● Requirements:
Write out each line of the material again, word for word.

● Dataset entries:

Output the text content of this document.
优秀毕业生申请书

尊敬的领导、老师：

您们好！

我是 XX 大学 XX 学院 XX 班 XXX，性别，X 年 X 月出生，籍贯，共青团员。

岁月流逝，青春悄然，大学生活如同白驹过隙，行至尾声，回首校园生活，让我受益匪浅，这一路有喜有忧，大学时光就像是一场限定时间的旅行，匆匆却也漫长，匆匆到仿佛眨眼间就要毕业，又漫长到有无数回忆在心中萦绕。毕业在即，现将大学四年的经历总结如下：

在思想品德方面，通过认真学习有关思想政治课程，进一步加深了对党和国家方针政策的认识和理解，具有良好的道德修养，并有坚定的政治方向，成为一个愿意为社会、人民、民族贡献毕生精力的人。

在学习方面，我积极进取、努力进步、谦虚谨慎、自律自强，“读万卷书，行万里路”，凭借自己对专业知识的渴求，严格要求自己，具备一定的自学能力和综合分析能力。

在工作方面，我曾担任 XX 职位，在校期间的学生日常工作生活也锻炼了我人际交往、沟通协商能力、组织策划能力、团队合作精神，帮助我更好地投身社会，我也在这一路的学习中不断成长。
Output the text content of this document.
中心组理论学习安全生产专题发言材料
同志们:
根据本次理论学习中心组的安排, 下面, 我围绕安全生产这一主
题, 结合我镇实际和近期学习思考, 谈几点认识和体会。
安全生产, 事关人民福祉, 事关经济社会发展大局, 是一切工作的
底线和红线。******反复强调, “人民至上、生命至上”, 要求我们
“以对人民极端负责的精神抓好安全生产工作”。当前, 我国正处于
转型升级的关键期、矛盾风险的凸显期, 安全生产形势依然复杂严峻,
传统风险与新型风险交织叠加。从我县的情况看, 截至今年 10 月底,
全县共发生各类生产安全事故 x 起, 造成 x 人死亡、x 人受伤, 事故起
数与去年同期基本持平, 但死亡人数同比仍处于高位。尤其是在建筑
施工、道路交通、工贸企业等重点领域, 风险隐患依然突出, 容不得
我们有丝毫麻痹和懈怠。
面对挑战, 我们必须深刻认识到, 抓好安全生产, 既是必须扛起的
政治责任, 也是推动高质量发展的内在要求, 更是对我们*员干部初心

● Solution to this task:
Output the text content of this document.
优秀毕业生申请书

尊敬的领导、老师：

您们好！

我是 XX 大学 XX 学院 XX 班 XXX，性别，X 年 X 月出生，籍贯，共青团员。

岁月流逝，青春悄然，大学生活如同白驹过隙，行至尾声，回首校园生活，让我受益匪浅，这一路有喜有忧，大学时光就像是一场限定时间的旅行，匆匆却也漫长，匆匆到仿佛眨眼间就要毕业，又漫长到有无数回忆在心中萦绕。毕业在即，现将大学四年的经历总结如下：

在思想品德方面，通过认真学习有关思想政治课程，进一步加深了对党和国家方针政策的认识和理解，具有良好的道德修养，并有坚定的政治方向，成为一个愿意为社会、人民、民族贡献毕生精力的人。

在学习方面，我积极进取、努力进步、谦虚谨慎、自律自强，“读万卷书，行万里路”，凭借自己对专业知识的渴求，严格要求自己，具备一定的自学能力和综合分析能力。

在工作方面，我曾担任 XX 职位，在校期间的学生日常工作生活也锻炼了我人际交往、沟通协商能力、组织策划能力、团队合作精神，帮助我更好地投身社会，我也在这一路的学习中不断成长。
Output the text content of this document.
中心组理论学习安全生产专题发言材料
同志们:
根据本次理论学习中心组的安排, 下面, 我围绕安全生产这一主
题, 结合我镇实际和近期学习思考, 谈几点认识和体会。
安全生产, 事关人民福祉, 事关经济社会发展大局, 是一切工作的
底线和红线。******反复强调, “人民至上、生命至上”, 要求我们
“以对人民极端负责的精神抓好安全生产工作”。当前, 我国正处于
转型升级的关键期、矛盾风险的凸显期, 安全生产形势依然复杂严峻,
传统风险与新型风险交织叠加。从我县的情况看, 截至今年 10 月底,
全县共发生各类生产安全事故 x 起, 造成 x 人死亡、x 人受伤, 事故起
数与去年同期基本持平, 但死亡人数同比仍处于高位。尤其是在建筑
施工、道路交通、工贸企业等重点领域, 风险隐患依然突出, 容不得
我们有丝毫麻痹和懈怠。
面对挑战, 我们必须深刻认识到, 抓好安全生产, 既是必须扛起的
政治责任, 也是推动高质量发展的内在要求, 更是对我们*员干部初心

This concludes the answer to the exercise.